» **Supplied text**:
*** Block opens ***
High glucose level as a modifier factor in CMT1A patients.

ABSTRACT

Charcot-Marie-Tooth disease type 1A (CMT1A) is the most common type of hereditary neuropathy worldwide and diabetes mellitus (DM) is the most frequent cause of peripheral neuropathy in the Western world. CMT1A typically manifest as a predominant motor neuropathy, while, DM-related neuropathy often manifests as a predominant sensory disorder. There are some evidences that CMT1A patients that also had DM had a more severe neuropathy. Although the real frequency and the underlying mechanisms related to this association has not yet been addressed in the literature. We sought to characterize the phenotypic variability of CMT1A patients with persistent high glucose levels (DM or impaired glucose tolerance [IGT]). Nineteen patients with CMT1A and DM (CMTdiab), seven with CMT1A and IGT (CMTintol) and 27 with CMT1A without comorbidities were analyzed. They were evaluated through clinical assessment, application of the following scales visual analogue scale, McGill, CMTNS, SF-36 and COMPASS 31 and electrophysiological studies. Patients CMTdiab had a more severe motor and sensory neuropathy, more intense autonomic symptoms and worse quality of life. Surprisingly, proximal weakness and temporal dispersion on nerve conduction studies are frequently observed in this group. Patients CMTintol also had a more severe neuropathy. Curiously, we observed that the association of CMT1A and glucose metabolism disorders (CMTglic) clustered in some families. Patients CMTglic develop a more severe neuropathy. As there is yet no cure to CMT1A, a strict blood sugar control may be a useful measure.
*** Block closes ***
Which scales does the abstract say were applied in evaluating the patients? List every one.

» **Material shown**:
*** Block opens ***
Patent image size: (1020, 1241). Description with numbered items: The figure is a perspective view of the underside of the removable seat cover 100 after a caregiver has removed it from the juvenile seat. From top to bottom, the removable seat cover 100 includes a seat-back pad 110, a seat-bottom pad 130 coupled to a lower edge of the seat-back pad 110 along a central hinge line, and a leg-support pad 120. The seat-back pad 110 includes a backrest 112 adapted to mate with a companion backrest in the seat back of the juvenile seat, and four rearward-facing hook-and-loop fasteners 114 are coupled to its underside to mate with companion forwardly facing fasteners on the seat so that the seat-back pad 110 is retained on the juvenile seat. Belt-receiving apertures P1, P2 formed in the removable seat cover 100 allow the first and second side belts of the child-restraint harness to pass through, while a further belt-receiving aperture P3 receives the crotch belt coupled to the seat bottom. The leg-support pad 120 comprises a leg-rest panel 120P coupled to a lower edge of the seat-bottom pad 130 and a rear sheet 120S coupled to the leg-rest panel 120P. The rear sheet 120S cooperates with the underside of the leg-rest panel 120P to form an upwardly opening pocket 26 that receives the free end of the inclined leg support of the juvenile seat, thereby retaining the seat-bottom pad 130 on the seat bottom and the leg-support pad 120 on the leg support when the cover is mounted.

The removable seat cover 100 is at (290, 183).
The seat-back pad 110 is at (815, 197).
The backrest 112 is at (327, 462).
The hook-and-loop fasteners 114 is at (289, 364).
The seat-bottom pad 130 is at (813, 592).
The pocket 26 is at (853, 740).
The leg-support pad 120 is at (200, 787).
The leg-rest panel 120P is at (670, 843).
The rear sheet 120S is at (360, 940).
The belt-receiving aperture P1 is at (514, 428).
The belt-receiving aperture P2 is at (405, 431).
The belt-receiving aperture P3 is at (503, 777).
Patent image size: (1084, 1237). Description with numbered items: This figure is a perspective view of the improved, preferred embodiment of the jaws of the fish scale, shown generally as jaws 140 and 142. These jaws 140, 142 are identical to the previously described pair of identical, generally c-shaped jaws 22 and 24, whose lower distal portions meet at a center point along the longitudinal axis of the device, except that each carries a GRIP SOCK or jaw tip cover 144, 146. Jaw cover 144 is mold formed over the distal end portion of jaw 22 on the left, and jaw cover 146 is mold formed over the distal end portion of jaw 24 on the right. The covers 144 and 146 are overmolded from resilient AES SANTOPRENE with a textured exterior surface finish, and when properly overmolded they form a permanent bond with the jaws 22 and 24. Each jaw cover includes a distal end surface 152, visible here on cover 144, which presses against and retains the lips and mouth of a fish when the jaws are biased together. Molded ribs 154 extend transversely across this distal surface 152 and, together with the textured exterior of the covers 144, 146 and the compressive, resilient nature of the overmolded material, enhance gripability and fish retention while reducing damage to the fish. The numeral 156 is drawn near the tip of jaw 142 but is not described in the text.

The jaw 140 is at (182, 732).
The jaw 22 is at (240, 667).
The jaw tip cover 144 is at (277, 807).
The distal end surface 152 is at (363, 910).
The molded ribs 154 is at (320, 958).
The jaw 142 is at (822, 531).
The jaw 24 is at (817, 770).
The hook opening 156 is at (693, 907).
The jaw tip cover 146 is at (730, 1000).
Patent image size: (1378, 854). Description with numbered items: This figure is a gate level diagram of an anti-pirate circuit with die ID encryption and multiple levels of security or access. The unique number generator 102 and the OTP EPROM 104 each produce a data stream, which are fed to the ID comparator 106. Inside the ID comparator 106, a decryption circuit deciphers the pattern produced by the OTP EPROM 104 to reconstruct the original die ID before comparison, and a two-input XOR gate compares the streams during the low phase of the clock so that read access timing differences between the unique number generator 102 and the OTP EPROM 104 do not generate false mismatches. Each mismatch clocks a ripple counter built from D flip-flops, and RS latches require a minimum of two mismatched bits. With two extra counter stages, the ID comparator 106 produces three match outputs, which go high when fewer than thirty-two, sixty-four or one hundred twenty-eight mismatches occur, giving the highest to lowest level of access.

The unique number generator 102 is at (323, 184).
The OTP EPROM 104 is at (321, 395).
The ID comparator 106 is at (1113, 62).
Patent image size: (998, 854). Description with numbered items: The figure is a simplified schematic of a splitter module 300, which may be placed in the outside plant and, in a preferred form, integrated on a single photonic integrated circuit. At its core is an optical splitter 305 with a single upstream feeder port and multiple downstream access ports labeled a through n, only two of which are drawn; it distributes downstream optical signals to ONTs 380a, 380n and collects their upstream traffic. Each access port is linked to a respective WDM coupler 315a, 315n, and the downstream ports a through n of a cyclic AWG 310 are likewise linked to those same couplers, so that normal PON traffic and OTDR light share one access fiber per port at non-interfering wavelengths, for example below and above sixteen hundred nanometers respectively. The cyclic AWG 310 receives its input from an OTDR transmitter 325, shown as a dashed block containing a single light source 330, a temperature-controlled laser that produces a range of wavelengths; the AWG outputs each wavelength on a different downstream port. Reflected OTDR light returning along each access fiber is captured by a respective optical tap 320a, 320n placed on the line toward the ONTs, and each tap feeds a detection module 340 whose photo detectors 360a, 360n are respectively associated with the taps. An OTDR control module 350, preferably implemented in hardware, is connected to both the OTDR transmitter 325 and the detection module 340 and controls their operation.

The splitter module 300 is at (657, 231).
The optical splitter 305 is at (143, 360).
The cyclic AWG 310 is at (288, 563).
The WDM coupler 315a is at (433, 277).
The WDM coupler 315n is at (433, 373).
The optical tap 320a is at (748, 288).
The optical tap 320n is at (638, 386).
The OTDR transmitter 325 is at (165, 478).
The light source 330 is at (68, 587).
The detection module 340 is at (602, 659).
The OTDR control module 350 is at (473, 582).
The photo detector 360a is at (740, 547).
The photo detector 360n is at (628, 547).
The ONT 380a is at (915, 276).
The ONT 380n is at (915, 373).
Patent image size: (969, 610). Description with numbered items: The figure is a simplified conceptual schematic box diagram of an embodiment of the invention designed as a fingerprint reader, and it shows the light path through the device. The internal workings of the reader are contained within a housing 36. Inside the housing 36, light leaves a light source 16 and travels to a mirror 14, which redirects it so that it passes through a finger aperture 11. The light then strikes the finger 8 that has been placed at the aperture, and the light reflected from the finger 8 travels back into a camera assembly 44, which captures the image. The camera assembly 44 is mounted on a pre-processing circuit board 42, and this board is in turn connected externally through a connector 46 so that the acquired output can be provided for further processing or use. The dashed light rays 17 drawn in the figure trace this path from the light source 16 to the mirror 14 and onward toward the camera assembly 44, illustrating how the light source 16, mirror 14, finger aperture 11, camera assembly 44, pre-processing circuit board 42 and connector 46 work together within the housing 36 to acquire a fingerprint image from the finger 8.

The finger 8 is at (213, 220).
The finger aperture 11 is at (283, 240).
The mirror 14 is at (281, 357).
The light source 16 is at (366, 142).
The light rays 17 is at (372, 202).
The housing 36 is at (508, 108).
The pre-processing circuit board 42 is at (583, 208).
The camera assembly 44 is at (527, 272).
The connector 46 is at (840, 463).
*** Block closes ***
» **Result**:
- Visual analogue scale
- McGill
- CMTNS
- SF-36
- COMPASS 31